▶ _REQUIREMENTS_
Look through the lines below and extract any with the word "colors".
━━━━━ INPUT DATA ━━━━━
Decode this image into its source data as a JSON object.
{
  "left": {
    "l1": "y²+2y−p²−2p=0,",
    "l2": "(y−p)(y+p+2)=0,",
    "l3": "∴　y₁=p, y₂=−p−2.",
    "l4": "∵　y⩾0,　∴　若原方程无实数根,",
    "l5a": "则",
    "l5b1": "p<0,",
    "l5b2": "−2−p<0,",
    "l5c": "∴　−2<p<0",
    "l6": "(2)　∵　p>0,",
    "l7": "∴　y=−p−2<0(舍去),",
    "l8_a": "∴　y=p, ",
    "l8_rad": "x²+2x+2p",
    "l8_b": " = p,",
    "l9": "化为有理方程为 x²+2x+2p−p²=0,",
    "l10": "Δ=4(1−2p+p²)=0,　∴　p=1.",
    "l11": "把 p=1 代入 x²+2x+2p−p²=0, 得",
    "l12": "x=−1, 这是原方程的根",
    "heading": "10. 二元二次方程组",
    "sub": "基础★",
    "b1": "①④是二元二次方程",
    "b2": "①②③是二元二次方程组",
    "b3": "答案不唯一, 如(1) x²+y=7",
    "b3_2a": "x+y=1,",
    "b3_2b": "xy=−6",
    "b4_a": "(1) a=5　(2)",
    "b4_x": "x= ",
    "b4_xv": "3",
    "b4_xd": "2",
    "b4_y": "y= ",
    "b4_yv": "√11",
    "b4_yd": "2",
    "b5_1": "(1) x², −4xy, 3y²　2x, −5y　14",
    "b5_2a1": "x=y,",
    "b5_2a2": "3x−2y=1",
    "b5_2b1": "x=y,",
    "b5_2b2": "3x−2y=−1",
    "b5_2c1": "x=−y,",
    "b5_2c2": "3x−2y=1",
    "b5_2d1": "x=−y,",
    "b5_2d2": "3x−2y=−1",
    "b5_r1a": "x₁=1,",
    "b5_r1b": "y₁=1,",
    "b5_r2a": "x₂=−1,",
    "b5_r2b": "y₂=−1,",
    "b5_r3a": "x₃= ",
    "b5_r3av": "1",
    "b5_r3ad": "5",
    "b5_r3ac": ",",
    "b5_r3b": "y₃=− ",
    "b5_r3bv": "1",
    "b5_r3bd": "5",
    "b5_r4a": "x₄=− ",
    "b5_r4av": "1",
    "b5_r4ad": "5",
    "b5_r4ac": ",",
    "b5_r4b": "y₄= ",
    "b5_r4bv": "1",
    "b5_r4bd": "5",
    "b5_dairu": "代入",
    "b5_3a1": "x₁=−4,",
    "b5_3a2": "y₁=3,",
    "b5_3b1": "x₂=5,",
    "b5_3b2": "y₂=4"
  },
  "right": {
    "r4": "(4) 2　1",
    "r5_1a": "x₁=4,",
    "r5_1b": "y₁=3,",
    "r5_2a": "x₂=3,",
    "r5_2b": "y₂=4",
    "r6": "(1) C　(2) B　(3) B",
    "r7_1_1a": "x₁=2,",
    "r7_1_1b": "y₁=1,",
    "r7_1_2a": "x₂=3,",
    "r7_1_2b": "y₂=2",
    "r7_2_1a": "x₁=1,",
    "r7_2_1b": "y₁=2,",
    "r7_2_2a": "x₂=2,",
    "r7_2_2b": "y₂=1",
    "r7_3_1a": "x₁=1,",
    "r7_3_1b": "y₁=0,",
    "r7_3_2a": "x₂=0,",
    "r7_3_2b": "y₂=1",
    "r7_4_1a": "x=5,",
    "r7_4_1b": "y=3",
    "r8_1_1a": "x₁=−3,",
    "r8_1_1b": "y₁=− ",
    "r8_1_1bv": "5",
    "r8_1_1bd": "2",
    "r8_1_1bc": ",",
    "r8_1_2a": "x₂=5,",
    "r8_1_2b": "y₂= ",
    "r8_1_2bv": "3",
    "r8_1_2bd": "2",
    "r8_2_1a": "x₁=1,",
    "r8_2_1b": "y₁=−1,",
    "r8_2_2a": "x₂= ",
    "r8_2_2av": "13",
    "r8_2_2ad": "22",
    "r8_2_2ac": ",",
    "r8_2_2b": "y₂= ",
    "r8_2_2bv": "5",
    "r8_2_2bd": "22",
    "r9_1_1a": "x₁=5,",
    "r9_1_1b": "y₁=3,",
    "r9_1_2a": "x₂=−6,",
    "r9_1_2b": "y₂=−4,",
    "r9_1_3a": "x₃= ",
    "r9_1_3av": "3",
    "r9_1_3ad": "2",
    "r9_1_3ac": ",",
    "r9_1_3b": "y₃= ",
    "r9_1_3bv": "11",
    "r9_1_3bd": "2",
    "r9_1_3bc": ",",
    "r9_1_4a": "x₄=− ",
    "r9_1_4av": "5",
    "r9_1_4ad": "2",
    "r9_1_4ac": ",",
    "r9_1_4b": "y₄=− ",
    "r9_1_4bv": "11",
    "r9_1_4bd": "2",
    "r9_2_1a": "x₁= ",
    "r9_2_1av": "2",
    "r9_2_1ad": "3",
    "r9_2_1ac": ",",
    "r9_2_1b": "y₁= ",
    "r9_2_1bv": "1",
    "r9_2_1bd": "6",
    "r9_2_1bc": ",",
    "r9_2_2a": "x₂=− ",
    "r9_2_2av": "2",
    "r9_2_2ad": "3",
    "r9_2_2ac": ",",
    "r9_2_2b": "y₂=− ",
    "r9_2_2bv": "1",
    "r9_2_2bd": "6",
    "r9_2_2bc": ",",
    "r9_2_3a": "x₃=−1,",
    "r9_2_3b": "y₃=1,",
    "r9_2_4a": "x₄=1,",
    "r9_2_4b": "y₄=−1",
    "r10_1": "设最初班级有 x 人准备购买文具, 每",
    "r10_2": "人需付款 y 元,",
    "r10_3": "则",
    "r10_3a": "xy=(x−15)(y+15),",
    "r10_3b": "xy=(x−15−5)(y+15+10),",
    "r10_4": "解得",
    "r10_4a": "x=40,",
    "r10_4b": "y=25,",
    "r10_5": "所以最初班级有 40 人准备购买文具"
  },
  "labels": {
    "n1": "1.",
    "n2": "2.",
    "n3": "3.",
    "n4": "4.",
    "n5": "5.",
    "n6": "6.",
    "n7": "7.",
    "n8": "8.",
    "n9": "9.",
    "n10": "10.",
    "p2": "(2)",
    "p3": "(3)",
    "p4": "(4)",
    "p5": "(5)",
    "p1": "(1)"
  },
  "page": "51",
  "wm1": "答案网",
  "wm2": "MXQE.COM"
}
━━━━━
━━━━━ INPUT DATA ━━━━━
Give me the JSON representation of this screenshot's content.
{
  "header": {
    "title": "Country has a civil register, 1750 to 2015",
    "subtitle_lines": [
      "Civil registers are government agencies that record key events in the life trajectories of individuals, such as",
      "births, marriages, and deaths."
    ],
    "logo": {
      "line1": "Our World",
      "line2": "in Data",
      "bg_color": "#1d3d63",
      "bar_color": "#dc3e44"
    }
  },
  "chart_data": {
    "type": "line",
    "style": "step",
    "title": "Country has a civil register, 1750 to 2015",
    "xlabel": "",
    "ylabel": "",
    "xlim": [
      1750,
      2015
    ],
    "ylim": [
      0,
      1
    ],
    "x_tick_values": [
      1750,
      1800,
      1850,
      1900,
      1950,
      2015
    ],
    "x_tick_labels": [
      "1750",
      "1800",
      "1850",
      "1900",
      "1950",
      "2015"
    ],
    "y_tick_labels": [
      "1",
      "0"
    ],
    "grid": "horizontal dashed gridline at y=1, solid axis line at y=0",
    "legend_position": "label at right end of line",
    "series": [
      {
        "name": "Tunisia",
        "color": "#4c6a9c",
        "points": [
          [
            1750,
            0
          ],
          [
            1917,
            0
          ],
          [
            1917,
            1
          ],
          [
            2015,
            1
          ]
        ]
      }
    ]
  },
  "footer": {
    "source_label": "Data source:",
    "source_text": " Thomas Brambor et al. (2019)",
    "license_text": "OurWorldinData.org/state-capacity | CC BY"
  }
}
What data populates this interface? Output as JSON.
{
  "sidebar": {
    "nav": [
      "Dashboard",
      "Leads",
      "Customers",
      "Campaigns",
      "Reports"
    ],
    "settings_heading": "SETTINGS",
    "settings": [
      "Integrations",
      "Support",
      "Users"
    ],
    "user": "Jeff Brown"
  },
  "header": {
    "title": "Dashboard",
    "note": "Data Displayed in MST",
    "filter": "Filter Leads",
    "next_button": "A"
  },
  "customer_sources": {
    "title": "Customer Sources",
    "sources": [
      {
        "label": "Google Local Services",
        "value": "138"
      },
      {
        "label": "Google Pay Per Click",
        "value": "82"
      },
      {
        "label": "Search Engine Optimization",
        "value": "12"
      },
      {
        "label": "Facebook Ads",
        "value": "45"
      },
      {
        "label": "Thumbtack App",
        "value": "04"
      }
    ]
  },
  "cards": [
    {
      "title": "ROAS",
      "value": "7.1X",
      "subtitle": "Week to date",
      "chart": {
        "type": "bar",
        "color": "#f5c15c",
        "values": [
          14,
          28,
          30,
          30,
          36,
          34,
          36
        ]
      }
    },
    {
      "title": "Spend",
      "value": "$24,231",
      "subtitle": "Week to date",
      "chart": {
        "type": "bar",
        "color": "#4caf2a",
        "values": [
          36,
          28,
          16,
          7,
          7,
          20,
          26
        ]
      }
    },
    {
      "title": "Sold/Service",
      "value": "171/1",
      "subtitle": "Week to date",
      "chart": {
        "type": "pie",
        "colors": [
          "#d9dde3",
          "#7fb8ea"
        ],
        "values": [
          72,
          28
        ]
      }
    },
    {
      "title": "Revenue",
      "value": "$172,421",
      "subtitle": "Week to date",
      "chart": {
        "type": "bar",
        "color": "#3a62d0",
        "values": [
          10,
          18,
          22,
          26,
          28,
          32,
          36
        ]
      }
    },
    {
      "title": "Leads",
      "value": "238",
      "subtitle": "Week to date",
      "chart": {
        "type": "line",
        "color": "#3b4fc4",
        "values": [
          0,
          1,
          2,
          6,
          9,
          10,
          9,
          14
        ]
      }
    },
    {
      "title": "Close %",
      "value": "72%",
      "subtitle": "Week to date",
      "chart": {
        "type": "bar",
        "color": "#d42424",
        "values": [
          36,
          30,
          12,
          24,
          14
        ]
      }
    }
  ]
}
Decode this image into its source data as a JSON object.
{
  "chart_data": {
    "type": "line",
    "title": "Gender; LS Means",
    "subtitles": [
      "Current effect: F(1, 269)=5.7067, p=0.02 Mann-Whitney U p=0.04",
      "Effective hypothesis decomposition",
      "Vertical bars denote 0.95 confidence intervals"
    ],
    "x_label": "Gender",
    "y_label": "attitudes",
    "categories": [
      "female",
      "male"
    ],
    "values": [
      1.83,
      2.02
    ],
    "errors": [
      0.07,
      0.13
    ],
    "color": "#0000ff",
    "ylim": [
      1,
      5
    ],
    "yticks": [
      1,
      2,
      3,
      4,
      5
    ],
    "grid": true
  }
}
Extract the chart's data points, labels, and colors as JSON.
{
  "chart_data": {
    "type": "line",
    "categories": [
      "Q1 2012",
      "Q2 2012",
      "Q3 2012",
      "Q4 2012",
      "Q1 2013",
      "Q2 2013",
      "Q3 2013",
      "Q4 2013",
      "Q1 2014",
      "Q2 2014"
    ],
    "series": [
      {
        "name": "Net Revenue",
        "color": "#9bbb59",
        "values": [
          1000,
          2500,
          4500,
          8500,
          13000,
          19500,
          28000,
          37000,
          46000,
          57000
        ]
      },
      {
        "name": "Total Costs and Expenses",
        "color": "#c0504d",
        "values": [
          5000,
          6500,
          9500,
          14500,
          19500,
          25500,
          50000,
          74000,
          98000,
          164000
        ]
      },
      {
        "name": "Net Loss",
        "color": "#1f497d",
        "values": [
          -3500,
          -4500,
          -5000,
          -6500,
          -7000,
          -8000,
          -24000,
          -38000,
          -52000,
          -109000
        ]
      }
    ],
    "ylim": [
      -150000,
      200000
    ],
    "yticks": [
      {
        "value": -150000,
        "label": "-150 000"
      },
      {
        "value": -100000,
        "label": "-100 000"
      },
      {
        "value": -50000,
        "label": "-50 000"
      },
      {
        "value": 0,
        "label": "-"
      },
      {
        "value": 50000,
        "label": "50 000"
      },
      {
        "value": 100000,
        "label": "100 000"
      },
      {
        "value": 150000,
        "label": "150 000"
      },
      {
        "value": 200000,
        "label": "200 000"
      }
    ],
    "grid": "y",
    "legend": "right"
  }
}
━━━━━
━━━━━ INPUT DATA ━━━━━
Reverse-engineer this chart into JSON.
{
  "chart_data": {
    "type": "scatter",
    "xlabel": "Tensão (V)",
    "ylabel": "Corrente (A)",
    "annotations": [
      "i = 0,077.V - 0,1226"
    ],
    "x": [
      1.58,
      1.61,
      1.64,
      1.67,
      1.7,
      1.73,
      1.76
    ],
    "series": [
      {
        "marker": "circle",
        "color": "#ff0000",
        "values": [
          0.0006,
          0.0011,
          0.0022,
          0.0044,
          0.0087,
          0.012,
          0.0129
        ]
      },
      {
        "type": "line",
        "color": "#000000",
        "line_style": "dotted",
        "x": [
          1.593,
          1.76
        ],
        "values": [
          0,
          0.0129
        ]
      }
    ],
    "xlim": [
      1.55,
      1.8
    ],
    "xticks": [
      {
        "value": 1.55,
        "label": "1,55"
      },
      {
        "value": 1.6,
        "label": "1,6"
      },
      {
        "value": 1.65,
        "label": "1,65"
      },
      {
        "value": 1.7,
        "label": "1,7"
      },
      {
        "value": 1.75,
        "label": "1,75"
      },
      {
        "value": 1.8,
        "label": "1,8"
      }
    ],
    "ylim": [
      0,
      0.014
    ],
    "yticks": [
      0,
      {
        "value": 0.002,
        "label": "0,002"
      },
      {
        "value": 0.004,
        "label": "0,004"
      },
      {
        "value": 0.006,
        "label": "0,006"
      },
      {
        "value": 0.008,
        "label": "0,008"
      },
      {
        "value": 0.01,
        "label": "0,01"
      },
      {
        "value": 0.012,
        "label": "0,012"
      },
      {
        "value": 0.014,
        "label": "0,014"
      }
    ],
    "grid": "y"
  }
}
━━━━━
▶ _TASK RESPONSE_
        "colors": [
Extract the chart's data points, labels, and colors as JSON.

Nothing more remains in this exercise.